**EXERCISE DIRECTIONS**
Will you write out all the entries below exactly?
· · · ·
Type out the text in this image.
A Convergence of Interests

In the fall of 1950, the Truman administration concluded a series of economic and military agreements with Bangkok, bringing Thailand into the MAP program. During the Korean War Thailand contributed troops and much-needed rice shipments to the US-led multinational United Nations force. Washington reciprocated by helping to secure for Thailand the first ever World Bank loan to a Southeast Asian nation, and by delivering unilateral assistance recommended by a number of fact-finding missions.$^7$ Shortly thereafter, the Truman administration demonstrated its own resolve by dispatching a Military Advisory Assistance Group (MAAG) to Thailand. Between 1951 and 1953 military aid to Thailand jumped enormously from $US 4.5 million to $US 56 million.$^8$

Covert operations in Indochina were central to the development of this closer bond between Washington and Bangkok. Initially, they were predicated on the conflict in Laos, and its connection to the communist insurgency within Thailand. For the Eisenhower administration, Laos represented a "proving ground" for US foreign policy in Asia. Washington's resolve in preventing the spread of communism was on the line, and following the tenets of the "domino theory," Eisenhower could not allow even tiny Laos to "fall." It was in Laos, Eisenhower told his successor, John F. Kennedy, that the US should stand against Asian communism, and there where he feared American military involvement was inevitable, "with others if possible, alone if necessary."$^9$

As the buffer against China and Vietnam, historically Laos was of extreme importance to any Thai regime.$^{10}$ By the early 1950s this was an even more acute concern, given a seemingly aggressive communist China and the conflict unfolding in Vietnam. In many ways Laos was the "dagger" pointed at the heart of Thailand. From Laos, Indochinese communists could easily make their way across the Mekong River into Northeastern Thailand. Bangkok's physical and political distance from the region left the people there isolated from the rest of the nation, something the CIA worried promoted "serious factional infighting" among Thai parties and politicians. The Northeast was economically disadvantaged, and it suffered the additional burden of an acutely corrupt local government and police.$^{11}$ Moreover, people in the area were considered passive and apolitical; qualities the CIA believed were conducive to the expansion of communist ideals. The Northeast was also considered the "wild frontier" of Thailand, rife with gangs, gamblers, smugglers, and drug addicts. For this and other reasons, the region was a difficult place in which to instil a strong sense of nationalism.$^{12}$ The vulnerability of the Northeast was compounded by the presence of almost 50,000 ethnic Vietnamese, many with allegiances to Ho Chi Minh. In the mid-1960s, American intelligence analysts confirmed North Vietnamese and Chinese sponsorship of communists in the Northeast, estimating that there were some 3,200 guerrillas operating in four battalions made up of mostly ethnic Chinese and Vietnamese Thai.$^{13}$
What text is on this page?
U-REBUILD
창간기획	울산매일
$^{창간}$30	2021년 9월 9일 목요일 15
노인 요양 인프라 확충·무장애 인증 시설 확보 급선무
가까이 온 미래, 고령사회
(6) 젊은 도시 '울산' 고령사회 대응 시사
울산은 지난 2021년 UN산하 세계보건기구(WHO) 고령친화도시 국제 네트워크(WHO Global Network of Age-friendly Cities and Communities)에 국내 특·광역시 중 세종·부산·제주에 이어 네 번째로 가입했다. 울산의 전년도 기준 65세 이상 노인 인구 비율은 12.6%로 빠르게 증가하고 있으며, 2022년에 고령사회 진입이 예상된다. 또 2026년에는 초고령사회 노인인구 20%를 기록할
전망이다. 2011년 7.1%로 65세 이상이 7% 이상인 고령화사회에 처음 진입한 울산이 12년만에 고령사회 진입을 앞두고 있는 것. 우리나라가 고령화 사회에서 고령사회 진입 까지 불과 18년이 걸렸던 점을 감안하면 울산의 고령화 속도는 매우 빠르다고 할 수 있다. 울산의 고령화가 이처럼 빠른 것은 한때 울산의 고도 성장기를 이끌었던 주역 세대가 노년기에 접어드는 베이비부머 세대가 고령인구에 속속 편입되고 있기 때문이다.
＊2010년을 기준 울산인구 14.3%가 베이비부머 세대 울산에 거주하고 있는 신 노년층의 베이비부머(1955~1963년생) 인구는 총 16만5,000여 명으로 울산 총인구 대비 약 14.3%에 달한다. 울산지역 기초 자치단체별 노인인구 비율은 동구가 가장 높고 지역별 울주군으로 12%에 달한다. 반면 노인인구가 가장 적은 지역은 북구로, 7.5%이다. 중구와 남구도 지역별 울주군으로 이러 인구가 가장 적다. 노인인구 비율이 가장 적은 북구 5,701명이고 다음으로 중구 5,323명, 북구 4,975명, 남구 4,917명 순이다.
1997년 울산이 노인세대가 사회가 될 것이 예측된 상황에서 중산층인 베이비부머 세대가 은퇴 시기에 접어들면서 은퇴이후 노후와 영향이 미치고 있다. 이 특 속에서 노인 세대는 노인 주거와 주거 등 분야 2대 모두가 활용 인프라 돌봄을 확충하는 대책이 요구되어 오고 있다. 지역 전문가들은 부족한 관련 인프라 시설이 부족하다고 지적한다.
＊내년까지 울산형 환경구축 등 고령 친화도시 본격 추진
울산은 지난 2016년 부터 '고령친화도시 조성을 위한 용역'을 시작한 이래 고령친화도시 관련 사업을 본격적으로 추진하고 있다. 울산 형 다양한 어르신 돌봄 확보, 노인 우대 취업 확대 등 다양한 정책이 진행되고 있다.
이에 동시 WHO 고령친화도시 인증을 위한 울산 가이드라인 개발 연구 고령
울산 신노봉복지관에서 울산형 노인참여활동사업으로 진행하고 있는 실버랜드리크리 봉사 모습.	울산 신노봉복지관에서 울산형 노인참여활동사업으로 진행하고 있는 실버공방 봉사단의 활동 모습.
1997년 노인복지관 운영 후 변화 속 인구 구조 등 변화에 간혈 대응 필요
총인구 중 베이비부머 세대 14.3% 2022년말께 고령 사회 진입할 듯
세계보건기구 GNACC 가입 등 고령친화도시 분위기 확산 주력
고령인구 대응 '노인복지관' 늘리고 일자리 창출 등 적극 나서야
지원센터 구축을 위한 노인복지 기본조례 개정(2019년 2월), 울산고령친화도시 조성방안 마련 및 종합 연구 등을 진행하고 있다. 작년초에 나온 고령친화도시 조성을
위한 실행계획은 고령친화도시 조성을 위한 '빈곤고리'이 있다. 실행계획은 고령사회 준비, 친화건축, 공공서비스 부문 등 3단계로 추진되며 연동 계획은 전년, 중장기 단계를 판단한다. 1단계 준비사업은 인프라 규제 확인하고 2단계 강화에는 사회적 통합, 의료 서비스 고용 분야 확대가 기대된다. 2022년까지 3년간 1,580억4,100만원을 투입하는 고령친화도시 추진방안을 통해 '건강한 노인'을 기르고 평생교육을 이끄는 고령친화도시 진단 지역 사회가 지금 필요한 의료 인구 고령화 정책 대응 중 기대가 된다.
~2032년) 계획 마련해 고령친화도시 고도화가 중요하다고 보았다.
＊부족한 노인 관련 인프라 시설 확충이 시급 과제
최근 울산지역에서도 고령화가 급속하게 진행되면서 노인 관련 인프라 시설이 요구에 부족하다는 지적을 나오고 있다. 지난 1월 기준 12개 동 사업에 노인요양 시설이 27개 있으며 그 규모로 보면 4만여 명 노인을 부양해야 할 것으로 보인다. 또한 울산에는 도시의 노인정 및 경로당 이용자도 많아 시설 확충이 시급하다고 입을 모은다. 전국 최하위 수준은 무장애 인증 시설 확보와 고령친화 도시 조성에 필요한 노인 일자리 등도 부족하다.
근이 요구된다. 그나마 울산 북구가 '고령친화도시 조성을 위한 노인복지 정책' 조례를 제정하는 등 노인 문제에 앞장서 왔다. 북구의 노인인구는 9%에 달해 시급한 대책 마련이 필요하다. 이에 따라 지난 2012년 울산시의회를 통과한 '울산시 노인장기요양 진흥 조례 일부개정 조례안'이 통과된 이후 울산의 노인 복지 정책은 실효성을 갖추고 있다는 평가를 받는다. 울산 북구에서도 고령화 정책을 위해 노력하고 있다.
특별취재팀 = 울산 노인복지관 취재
· · · ·
**TASK RESPONSE**
Type out the text in this image.
A Convergence of Interests

In the fall of 1950, the Truman administration concluded a series of economic and military agreements with Bangkok, bringing Thailand into the MAP program. During the Korean War Thailand contributed troops and much-needed rice shipments to the US-led multinational United Nations force. Washington reciprocated by helping to secure for Thailand the first ever World Bank loan to a Southeast Asian nation, and by delivering unilateral assistance recommended by a number of fact-finding missions.$^7$ Shortly thereafter, the Truman administration demonstrated its own resolve by dispatching a Military Advisory Assistance Group (MAAG) to Thailand. Between 1951 and 1953 military aid to Thailand jumped enormously from $US 4.5 million to $US 56 million.$^8$

Covert operations in Indochina were central to the development of this closer bond between Washington and Bangkok. Initially, they were predicated on the conflict in Laos, and its connection to the communist insurgency within Thailand. For the Eisenhower administration, Laos represented a "proving ground" for US foreign policy in Asia. Washington's resolve in preventing the spread of communism was on the line, and following the tenets of the "domino theory," Eisenhower could not allow even tiny Laos to "fall." It was in Laos, Eisenhower told his successor, John F. Kennedy, that the US should stand against Asian communism, and there where he feared American military involvement was inevitable, "with others if possible, alone if necessary."$^9$

As the buffer against China and Vietnam, historically Laos was of extreme importance to any Thai regime.$^{10}$ By the early 1950s this was an even more acute concern, given a seemingly aggressive communist China and the conflict unfolding in Vietnam. In many ways Laos was the "dagger" pointed at the heart of Thailand. From Laos, Indochinese communists could easily make their way across the Mekong River into Northeastern Thailand. Bangkok's physical and political distance from the region left the people there isolated from the rest of the nation, something the CIA worried promoted "serious factional infighting" among Thai parties and politicians. The Northeast was economically disadvantaged, and it suffered the additional burden of an acutely corrupt local government and police.$^{11}$ Moreover, people in the area were considered passive and apolitical; qualities the CIA believed were conducive to the expansion of communist ideals. The Northeast was also considered the "wild frontier" of Thailand, rife with gangs, gamblers, smugglers, and drug addicts. For this and other reasons, the region was a difficult place in which to instil a strong sense of nationalism.$^{12}$ The vulnerability of the Northeast was compounded by the presence of almost 50,000 ethnic Vietnamese, many with allegiances to Ho Chi Minh. In the mid-1960s, American intelligence analysts confirmed North Vietnamese and Chinese sponsorship of communists in the Northeast, estimating that there were some 3,200 guerrillas operating in four battalions made up of mostly ethnic Chinese and Vietnamese Thai.$^{13}$
What text is on this page?
U-REBUILD
창간기획	울산매일
$^{창간}$30	2021년 9월 9일 목요일 15
노인 요양 인프라 확충·무장애 인증 시설 확보 급선무
가까이 온 미래, 고령사회
(6) 젊은 도시 '울산' 고령사회 대응 시사
울산은 지난 2021년 UN산하 세계보건기구(WHO) 고령친화도시 국제 네트워크(WHO Global Network of Age-friendly Cities and Communities)에 국내 특·광역시 중 세종·부산·제주에 이어 네 번째로 가입했다. 울산의 전년도 기준 65세 이상 노인 인구 비율은 12.6%로 빠르게 증가하고 있으며, 2022년에 고령사회 진입이 예상된다. 또 2026년에는 초고령사회 노인인구 20%를 기록할
전망이다. 2011년 7.1%로 65세 이상이 7% 이상인 고령화사회에 처음 진입한 울산이 12년만에 고령사회 진입을 앞두고 있는 것. 우리나라가 고령화 사회에서 고령사회 진입 까지 불과 18년이 걸렸던 점을 감안하면 울산의 고령화 속도는 매우 빠르다고 할 수 있다. 울산의 고령화가 이처럼 빠른 것은 한때 울산의 고도 성장기를 이끌었던 주역 세대가 노년기에 접어드는 베이비부머 세대가 고령인구에 속속 편입되고 있기 때문이다.
＊2010년을 기준 울산인구 14.3%가 베이비부머 세대 울산에 거주하고 있는 신 노년층의 베이비부머(1955~1963년생) 인구는 총 16만5,000여 명으로 울산 총인구 대비 약 14.3%에 달한다. 울산지역 기초 자치단체별 노인인구 비율은 동구가 가장 높고 지역별 울주군으로 12%에 달한다. 반면 노인인구가 가장 적은 지역은 북구로, 7.5%이다. 중구와 남구도 지역별 울주군으로 이러 인구가 가장 적다. 노인인구 비율이 가장 적은 북구 5,701명이고 다음으로 중구 5,323명, 북구 4,975명, 남구 4,917명 순이다.
1997년 울산이 노인세대가 사회가 될 것이 예측된 상황에서 중산층인 베이비부머 세대가 은퇴 시기에 접어들면서 은퇴이후 노후와 영향이 미치고 있다. 이 특 속에서 노인 세대는 노인 주거와 주거 등 분야 2대 모두가 활용 인프라 돌봄을 확충하는 대책이 요구되어 오고 있다. 지역 전문가들은 부족한 관련 인프라 시설이 부족하다고 지적한다.
＊내년까지 울산형 환경구축 등 고령 친화도시 본격 추진
울산은 지난 2016년 부터 '고령친화도시 조성을 위한 용역'을 시작한 이래 고령친화도시 관련 사업을 본격적으로 추진하고 있다. 울산 형 다양한 어르신 돌봄 확보, 노인 우대 취업 확대 등 다양한 정책이 진행되고 있다.
이에 동시 WHO 고령친화도시 인증을 위한 울산 가이드라인 개발 연구 고령
울산 신노봉복지관에서 울산형 노인참여활동사업으로 진행하고 있는 실버랜드리크리 봉사 모습.	울산 신노봉복지관에서 울산형 노인참여활동사업으로 진행하고 있는 실버공방 봉사단의 활동 모습.
1997년 노인복지관 운영 후 변화 속 인구 구조 등 변화에 간혈 대응 필요
총인구 중 베이비부머 세대 14.3% 2022년말께 고령 사회 진입할 듯
세계보건기구 GNACC 가입 등 고령친화도시 분위기 확산 주력
고령인구 대응 '노인복지관' 늘리고 일자리 창출 등 적극 나서야
지원센터 구축을 위한 노인복지 기본조례 개정(2019년 2월), 울산고령친화도시 조성방안 마련 및 종합 연구 등을 진행하고 있다. 작년초에 나온 고령친화도시 조성을
위한 실행계획은 고령친화도시 조성을 위한 '빈곤고리'이 있다. 실행계획은 고령사회 준비, 친화건축, 공공서비스 부문 등 3단계로 추진되며 연동 계획은 전년, 중장기 단계를 판단한다. 1단계 준비사업은 인프라 규제 확인하고 2단계 강화에는 사회적 통합, 의료 서비스 고용 분야 확대가 기대된다. 2022년까지 3년간 1,580억4,100만원을 투입하는 고령친화도시 추진방안을 통해 '건강한 노인'을 기르고 평생교육을 이끄는 고령친화도시 진단 지역 사회가 지금 필요한 의료 인구 고령화 정책 대응 중 기대가 된다.
~2032년) 계획 마련해 고령친화도시 고도화가 중요하다고 보았다.
＊부족한 노인 관련 인프라 시설 확충이 시급 과제
최근 울산지역에서도 고령화가 급속하게 진행되면서 노인 관련 인프라 시설이 요구에 부족하다는 지적을 나오고 있다. 지난 1월 기준 12개 동 사업에 노인요양 시설이 27개 있으며 그 규모로 보면 4만여 명 노인을 부양해야 할 것으로 보인다. 또한 울산에는 도시의 노인정 및 경로당 이용자도 많아 시설 확충이 시급하다고 입을 모은다. 전국 최하위 수준은 무장애 인증 시설 확보와 고령친화 도시 조성에 필요한 노인 일자리 등도 부족하다.
근이 요구된다. 그나마 울산 북구가 '고령친화도시 조성을 위한 노인복지 정책' 조례를 제정하는 등 노인 문제에 앞장서 왔다. 북구의 노인인구는 9%에 달해 시급한 대책 마련이 필요하다. 이에 따라 지난 2012년 울산시의회를 통과한 '울산시 노인장기요양 진흥 조례 일부개정 조례안'이 통과된 이후 울산의 노인 복지 정책은 실효성을 갖추고 있다는 평가를 받는다. 울산 북구에서도 고령화 정책을 위해 노력하고 있다.
특별취재팀 = 울산 노인복지관 취재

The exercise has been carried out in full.